## Begin

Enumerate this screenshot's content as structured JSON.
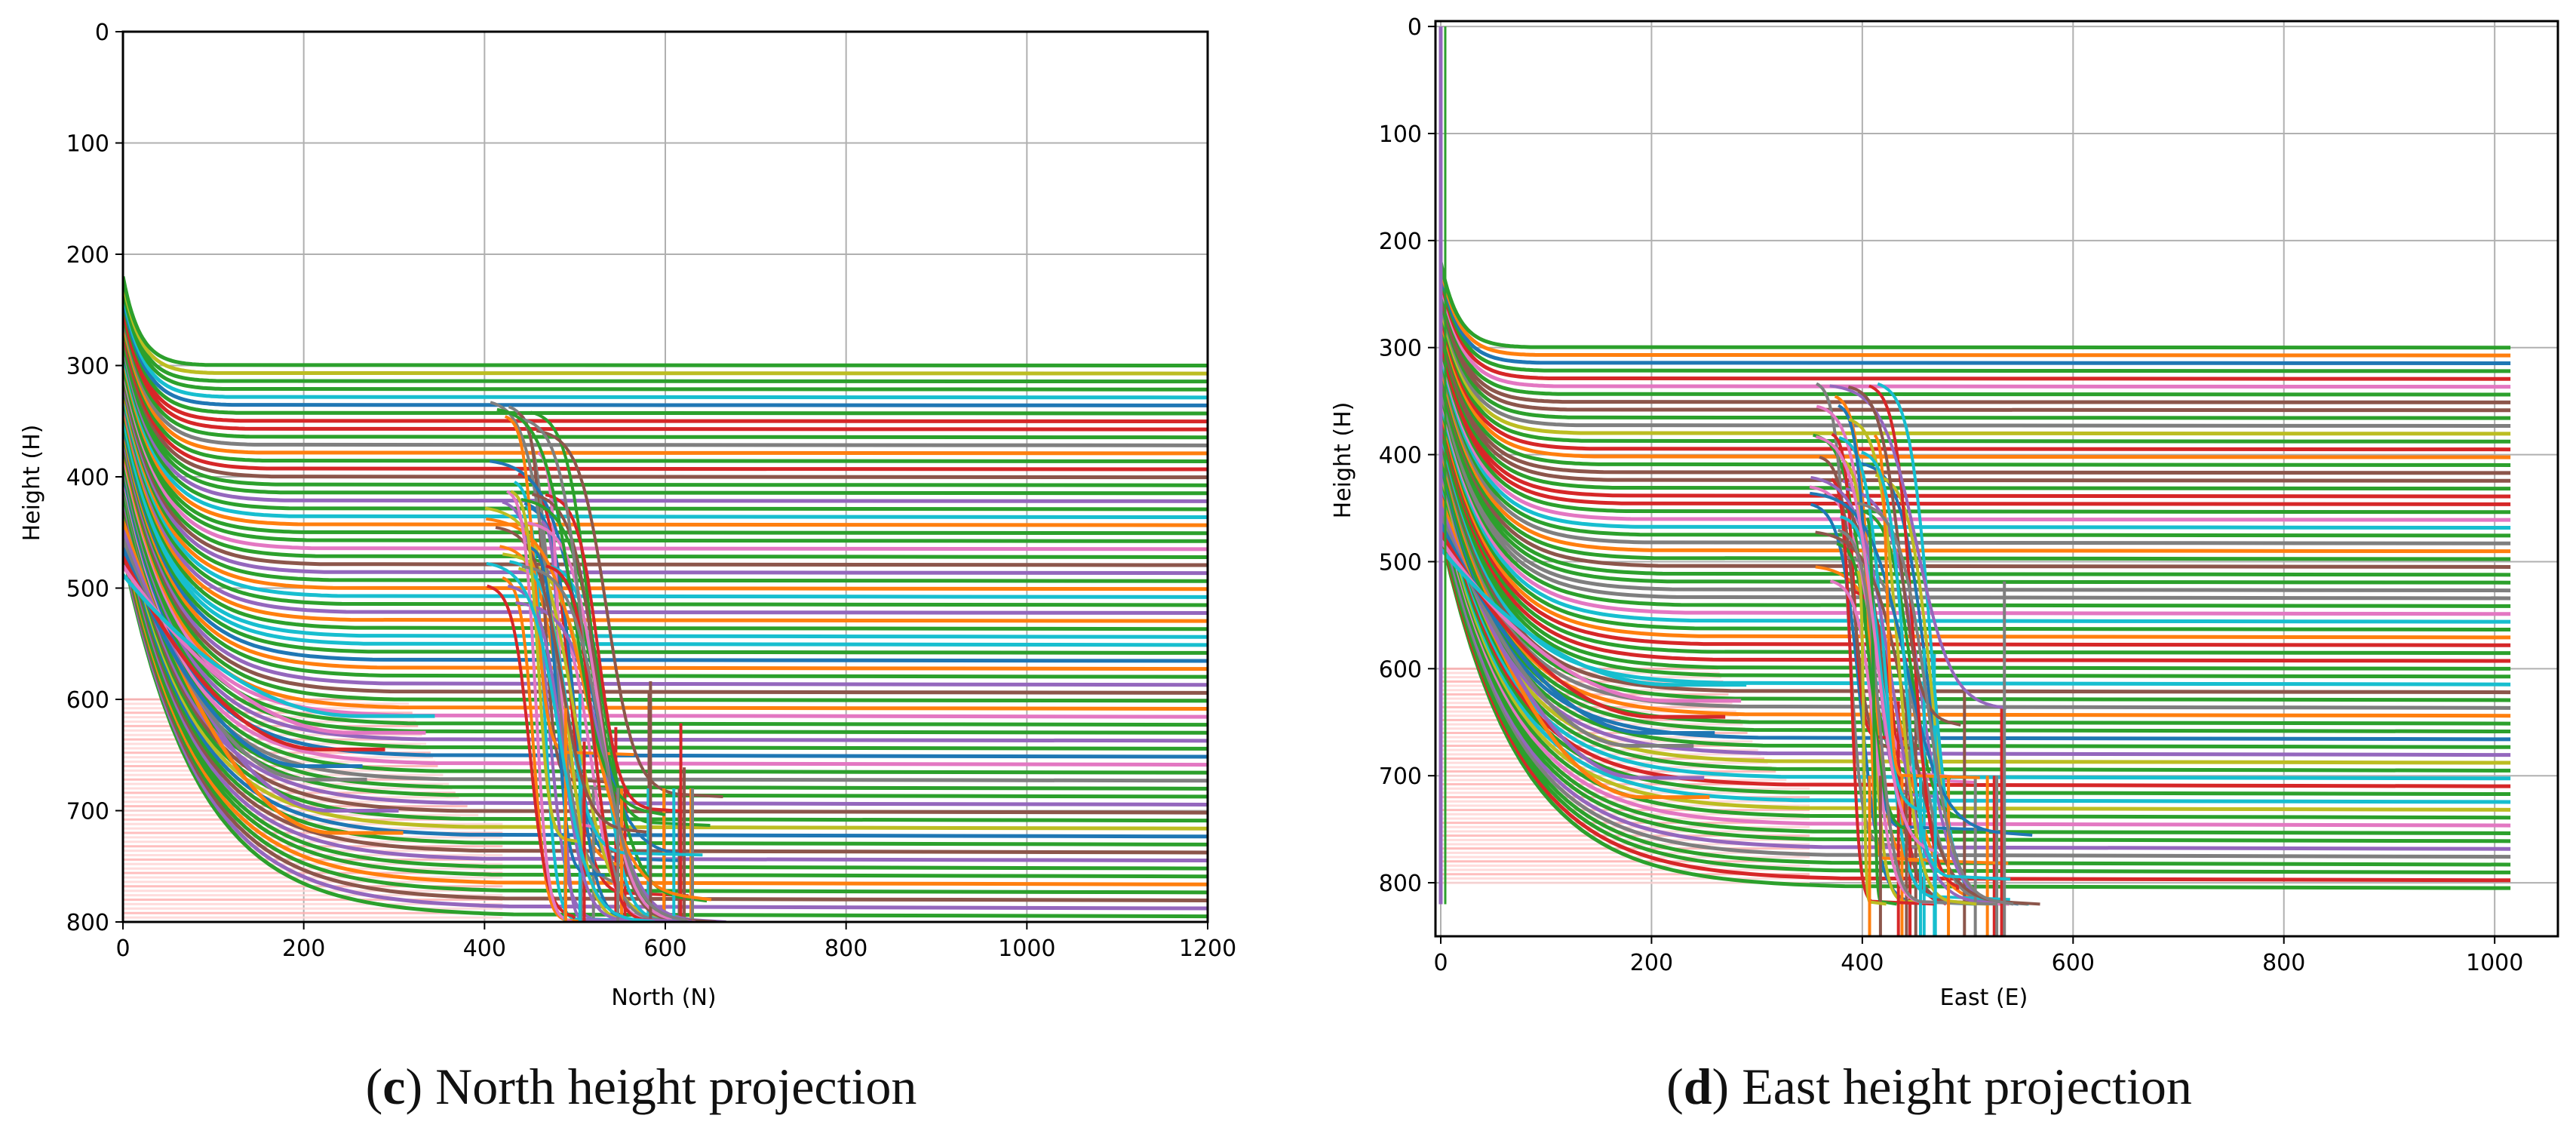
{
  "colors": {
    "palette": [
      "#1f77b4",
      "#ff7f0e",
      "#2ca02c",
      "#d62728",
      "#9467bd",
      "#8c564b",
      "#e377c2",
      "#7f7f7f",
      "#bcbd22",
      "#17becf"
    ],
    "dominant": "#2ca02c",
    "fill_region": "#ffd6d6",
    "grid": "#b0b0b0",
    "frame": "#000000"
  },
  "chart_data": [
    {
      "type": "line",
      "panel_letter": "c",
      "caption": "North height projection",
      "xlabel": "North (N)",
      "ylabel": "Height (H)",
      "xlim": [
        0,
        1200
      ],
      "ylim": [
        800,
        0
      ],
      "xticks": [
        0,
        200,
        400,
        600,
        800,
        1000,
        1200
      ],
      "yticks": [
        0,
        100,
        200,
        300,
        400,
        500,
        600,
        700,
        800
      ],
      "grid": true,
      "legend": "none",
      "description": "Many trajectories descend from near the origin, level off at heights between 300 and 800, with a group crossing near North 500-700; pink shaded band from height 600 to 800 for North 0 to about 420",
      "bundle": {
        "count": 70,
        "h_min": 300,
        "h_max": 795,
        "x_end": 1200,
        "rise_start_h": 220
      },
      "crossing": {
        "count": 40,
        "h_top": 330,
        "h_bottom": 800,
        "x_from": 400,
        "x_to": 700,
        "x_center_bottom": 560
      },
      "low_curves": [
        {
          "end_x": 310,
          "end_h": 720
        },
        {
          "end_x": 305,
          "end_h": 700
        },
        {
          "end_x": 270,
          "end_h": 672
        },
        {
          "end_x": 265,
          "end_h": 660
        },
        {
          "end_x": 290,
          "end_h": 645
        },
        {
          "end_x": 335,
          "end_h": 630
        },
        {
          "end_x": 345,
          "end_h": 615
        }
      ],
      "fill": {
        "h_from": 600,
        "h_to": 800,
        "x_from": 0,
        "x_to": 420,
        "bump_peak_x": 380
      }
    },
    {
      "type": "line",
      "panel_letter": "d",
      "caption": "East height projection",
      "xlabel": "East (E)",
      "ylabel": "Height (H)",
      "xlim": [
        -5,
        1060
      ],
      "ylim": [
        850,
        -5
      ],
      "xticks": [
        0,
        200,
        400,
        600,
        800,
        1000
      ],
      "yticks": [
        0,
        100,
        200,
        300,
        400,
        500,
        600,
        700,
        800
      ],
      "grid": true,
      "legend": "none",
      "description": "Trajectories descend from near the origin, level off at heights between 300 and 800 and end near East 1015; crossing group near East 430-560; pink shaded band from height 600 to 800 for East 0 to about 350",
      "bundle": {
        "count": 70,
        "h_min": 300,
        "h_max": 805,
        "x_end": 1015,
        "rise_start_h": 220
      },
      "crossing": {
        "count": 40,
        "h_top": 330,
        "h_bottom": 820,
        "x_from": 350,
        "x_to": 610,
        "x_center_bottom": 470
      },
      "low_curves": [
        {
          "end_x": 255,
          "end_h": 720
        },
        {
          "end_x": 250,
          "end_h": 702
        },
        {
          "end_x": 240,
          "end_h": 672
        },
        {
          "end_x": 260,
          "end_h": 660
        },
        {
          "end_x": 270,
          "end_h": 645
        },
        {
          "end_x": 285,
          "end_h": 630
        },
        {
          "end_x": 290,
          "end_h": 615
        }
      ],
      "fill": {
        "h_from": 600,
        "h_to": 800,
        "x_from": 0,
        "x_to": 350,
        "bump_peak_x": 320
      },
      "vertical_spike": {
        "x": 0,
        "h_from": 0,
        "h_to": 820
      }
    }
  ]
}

## End
## Begin

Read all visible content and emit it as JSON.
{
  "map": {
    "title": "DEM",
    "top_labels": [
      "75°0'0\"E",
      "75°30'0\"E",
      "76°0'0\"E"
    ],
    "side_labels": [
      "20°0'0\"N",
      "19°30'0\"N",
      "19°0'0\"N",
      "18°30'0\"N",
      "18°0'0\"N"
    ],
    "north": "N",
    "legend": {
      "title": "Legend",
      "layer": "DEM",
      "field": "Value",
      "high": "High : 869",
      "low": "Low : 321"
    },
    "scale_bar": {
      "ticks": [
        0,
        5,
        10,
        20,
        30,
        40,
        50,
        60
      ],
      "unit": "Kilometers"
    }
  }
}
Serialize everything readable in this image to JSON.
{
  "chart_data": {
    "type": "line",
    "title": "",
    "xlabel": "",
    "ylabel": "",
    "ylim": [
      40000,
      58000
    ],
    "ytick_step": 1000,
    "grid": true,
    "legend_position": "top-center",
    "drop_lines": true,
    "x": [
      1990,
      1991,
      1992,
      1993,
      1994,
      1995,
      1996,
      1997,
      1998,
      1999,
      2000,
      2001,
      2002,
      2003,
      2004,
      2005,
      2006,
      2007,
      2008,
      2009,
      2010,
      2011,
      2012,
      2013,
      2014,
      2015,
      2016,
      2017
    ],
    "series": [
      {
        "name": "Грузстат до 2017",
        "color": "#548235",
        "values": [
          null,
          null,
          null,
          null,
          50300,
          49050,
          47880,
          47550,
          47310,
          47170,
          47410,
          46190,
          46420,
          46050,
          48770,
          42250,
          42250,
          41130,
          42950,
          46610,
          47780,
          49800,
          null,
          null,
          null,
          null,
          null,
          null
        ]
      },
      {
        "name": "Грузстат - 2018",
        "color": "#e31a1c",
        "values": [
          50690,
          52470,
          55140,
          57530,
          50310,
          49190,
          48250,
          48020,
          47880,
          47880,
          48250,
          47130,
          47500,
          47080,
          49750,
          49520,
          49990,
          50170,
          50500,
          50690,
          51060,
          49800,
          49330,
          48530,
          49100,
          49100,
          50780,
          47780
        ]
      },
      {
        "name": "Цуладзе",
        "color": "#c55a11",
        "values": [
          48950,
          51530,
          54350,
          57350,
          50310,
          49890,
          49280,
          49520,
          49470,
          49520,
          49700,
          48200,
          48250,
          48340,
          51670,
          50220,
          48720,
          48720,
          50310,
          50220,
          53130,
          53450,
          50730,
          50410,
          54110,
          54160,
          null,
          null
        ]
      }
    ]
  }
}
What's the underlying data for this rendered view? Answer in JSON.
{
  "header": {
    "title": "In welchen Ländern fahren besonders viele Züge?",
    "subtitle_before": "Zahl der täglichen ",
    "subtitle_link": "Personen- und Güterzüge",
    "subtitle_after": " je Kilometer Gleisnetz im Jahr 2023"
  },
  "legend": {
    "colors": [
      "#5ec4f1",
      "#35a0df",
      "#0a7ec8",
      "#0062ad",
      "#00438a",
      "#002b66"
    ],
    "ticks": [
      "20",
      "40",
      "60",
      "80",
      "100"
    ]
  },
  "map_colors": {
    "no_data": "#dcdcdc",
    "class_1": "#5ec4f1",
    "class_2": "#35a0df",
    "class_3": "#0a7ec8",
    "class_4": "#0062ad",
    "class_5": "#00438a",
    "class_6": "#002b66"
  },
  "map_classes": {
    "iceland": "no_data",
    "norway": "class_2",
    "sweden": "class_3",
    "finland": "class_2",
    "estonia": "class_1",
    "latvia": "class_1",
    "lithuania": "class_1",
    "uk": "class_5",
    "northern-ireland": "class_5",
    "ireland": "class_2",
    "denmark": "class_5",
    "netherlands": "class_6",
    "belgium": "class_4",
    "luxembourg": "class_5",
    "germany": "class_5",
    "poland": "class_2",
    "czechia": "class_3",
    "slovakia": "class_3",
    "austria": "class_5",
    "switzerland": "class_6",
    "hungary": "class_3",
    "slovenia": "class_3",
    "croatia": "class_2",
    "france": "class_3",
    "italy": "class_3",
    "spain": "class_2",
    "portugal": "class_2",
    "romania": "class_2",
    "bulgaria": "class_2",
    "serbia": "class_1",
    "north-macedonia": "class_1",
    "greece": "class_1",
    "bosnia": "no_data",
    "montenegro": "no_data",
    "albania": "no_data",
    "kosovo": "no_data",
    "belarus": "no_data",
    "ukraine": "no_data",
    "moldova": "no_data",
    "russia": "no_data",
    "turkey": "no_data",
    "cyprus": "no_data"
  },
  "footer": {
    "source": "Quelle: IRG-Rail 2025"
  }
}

## End

• _WORK TO DO_
How many of these lines contain "content"? Write only the number.

• _EXERCISE OUTPUT_
2